[Dataset records]

::::

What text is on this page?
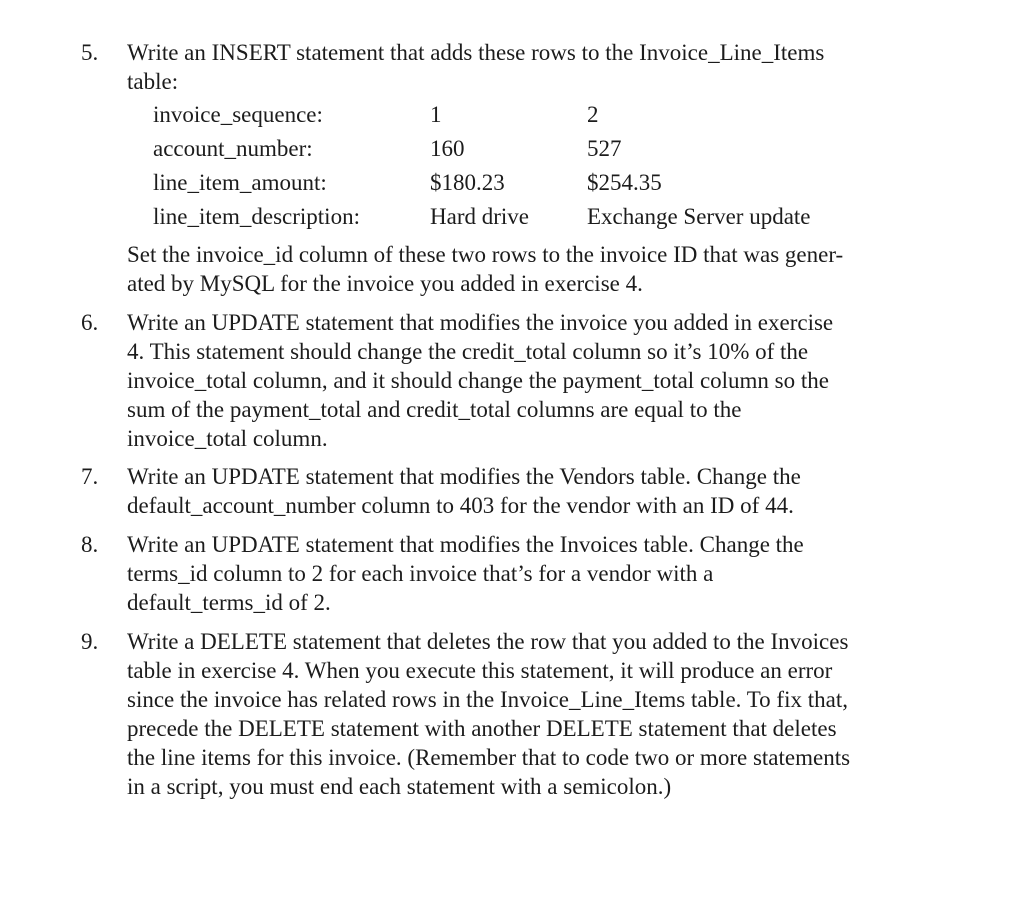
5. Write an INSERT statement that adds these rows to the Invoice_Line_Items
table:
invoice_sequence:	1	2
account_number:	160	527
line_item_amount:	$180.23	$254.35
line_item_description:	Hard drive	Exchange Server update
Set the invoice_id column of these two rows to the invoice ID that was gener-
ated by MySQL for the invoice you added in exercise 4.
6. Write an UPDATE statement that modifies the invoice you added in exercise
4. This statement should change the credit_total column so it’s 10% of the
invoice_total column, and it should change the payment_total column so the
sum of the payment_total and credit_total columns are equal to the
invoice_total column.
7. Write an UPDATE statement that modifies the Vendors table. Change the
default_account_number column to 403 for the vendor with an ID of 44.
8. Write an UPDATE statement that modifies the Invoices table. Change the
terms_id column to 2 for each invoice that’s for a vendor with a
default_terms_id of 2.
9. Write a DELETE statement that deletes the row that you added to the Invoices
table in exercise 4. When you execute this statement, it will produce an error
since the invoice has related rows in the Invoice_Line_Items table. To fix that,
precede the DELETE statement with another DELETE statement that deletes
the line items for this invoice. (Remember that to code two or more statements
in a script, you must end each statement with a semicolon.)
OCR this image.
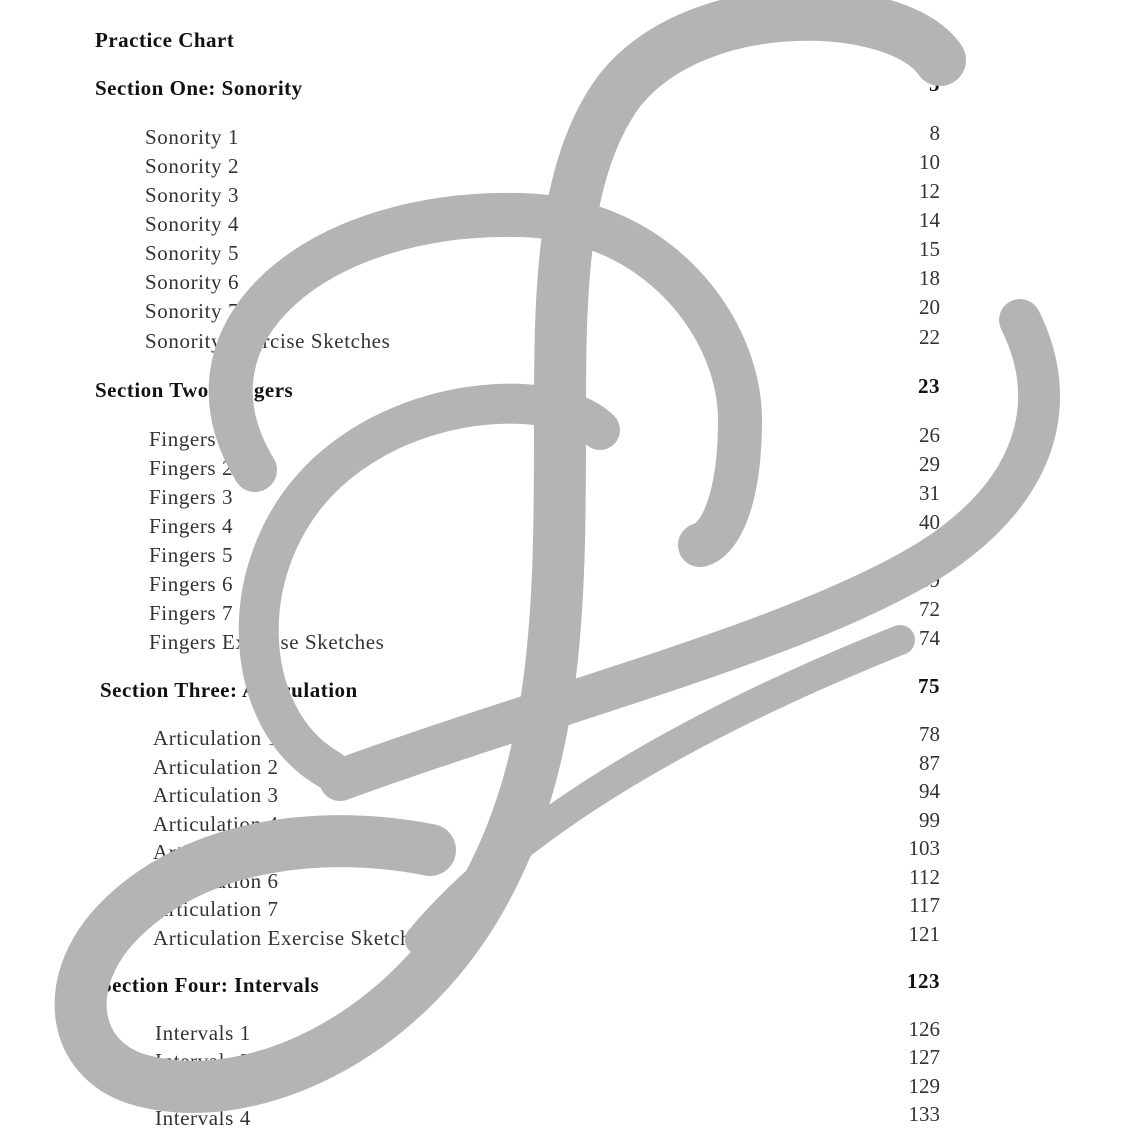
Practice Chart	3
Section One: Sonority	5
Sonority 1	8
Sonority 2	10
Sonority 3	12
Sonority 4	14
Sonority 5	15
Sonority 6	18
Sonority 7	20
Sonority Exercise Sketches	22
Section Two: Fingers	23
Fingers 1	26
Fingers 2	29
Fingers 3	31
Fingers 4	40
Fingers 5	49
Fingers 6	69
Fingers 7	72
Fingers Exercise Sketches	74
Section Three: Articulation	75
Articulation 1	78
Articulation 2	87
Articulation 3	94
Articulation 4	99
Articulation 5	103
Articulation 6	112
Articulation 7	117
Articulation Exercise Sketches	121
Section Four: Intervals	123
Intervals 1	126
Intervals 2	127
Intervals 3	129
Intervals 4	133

::::

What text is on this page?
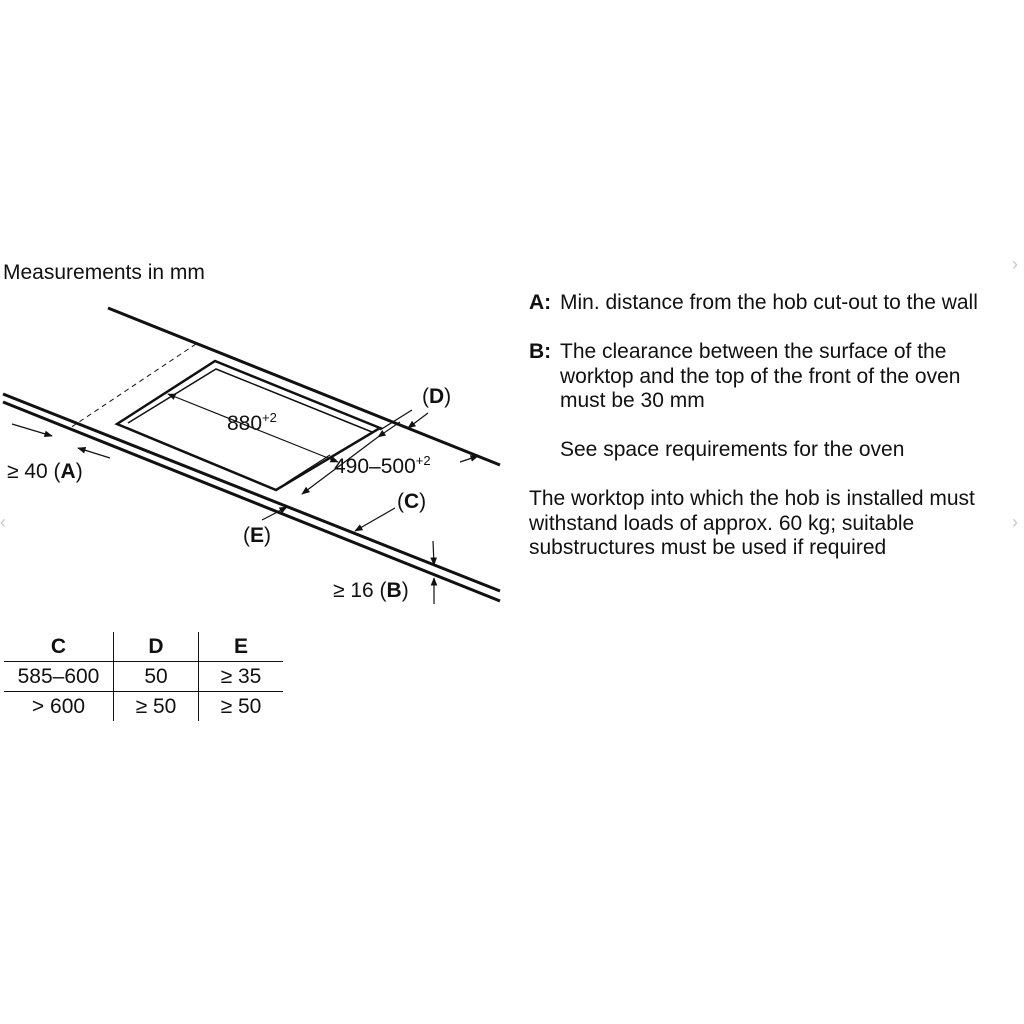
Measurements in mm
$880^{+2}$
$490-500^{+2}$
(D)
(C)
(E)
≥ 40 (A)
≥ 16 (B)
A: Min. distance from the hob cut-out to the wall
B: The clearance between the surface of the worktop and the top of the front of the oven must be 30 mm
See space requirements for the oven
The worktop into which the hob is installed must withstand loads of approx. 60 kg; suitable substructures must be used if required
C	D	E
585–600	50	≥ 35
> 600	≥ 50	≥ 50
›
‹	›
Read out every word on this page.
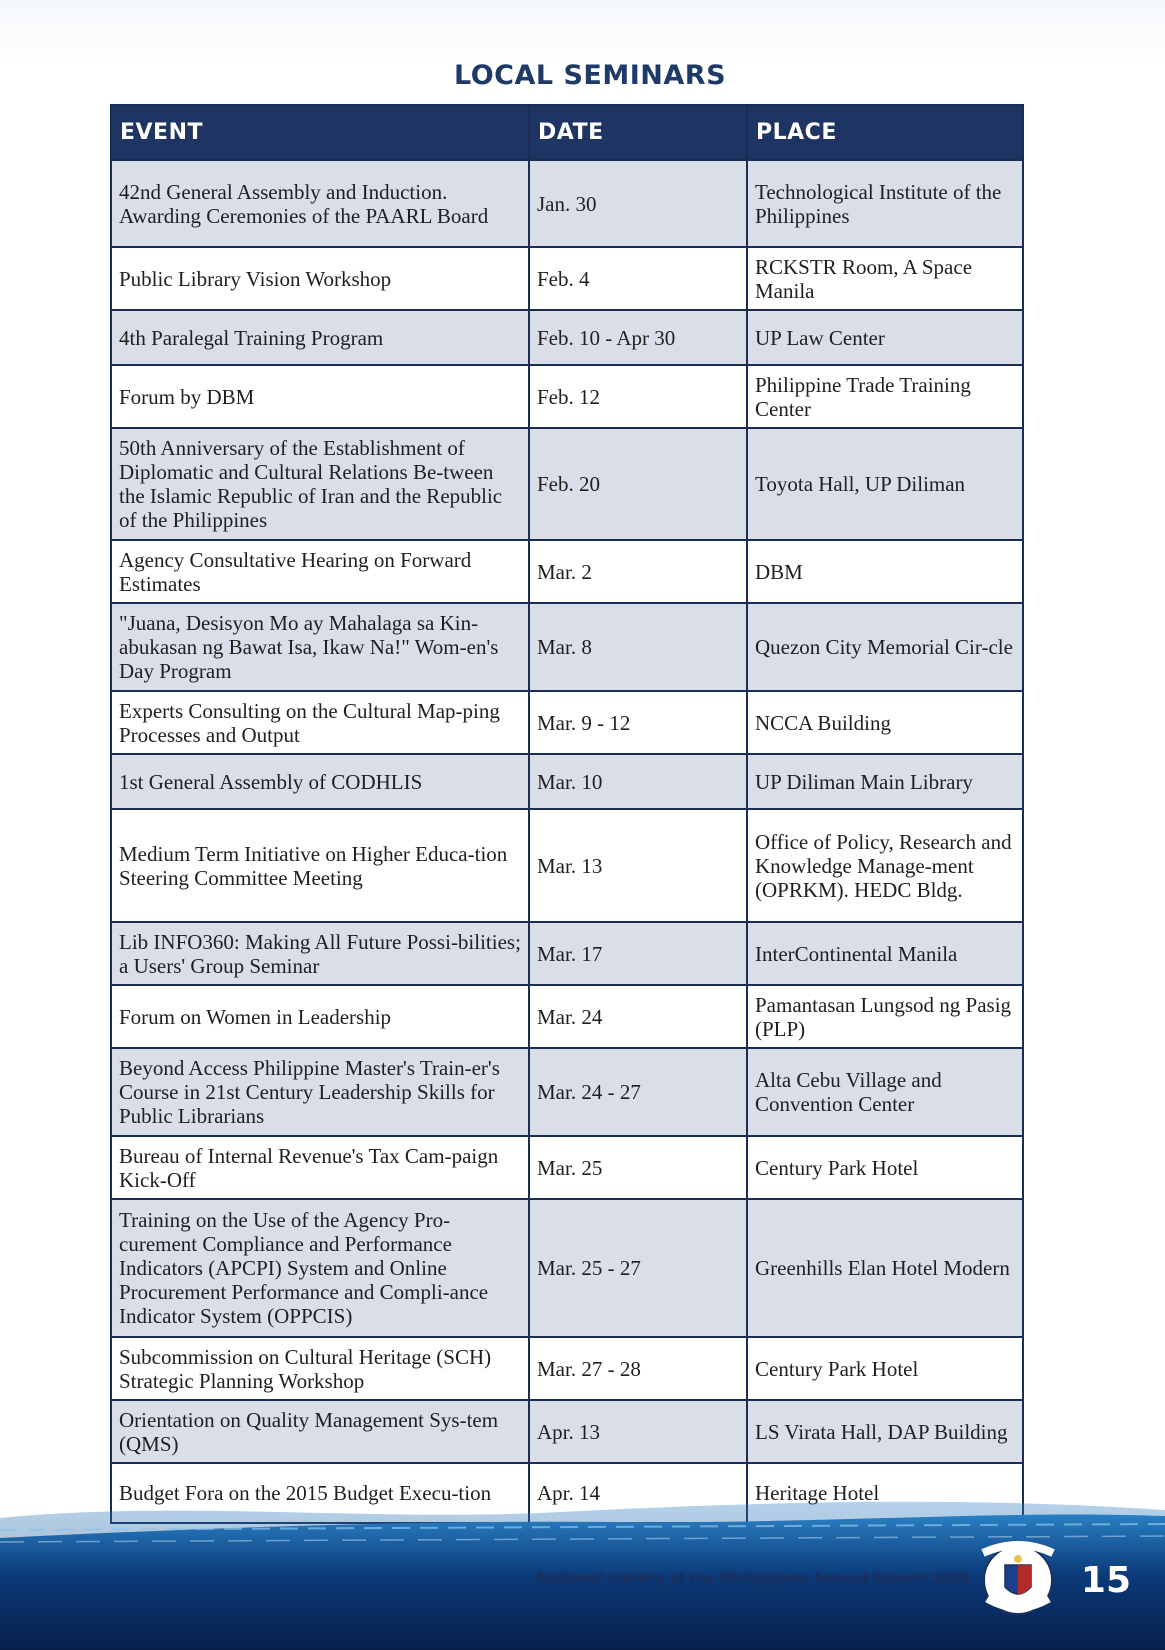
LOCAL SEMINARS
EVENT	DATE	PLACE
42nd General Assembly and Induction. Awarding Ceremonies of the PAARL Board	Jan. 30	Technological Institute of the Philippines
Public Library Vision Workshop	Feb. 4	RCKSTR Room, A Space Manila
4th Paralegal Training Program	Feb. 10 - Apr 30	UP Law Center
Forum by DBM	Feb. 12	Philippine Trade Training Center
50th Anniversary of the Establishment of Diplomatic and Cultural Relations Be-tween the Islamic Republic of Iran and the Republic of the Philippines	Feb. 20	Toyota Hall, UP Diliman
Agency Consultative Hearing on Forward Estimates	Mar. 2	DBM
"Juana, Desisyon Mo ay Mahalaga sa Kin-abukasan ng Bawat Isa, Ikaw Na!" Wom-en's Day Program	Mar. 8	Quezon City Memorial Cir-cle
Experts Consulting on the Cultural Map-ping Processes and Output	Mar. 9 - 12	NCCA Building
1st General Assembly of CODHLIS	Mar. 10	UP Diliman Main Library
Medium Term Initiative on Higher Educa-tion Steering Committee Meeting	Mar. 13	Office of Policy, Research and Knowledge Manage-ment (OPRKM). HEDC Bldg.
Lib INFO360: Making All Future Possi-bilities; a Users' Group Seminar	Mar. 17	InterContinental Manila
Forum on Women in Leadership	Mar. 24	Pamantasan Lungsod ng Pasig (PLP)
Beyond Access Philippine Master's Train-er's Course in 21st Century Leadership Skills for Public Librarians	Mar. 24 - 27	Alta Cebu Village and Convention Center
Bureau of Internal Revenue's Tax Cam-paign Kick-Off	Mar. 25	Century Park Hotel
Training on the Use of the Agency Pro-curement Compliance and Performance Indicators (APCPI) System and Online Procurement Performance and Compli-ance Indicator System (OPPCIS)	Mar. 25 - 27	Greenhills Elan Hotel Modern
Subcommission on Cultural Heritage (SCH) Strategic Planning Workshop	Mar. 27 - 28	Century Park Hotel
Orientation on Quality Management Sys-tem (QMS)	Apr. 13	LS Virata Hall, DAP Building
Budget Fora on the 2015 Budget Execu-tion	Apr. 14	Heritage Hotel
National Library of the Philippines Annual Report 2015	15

::::

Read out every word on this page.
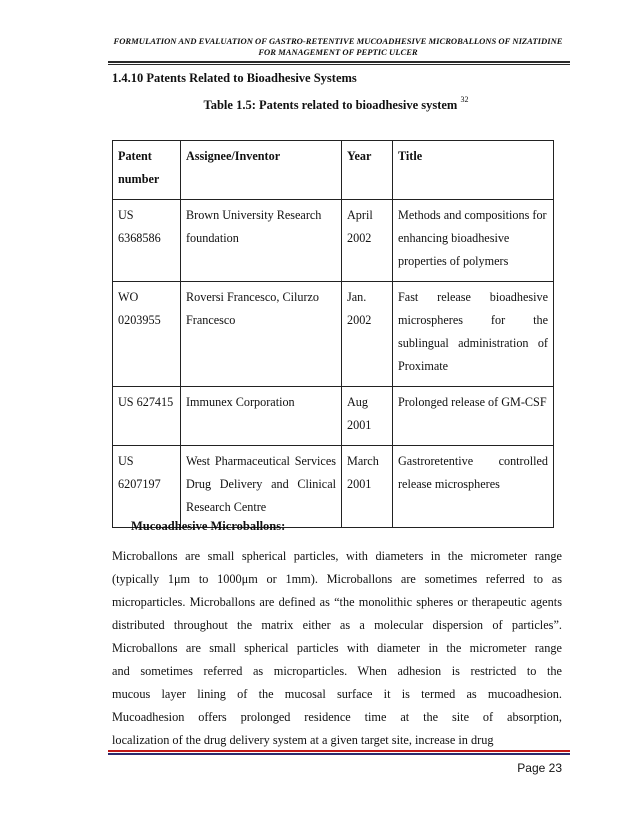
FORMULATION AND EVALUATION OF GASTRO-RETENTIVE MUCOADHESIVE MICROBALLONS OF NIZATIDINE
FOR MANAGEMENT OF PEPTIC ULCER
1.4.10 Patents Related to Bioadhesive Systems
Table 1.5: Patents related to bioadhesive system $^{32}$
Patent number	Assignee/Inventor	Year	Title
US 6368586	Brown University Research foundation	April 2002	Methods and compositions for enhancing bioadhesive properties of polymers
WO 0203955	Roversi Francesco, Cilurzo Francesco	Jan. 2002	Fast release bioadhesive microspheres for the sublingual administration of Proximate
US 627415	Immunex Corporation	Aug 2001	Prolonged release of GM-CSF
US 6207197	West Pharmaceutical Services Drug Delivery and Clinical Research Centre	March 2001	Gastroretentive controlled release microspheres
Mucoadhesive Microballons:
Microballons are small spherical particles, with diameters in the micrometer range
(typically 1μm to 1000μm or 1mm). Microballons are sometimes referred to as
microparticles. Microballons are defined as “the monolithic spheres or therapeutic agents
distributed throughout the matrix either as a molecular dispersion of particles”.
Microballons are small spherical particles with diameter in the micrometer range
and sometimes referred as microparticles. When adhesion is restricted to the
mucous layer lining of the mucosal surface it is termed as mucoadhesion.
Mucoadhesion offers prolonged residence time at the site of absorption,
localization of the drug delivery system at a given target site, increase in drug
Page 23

::::

Take every line from the data above that holds "Leadership" and copy it out.

[RESPONSE]
Forum on Women in Leadership	Mar. 24	Pamantasan Lungsod ng Pasig (PLP)
Beyond Access Philippine Master's Train-er's Course in 21st Century Leadership Skills for Public Librarians	Mar. 24 - 27	Alta Cebu Village and Convention Center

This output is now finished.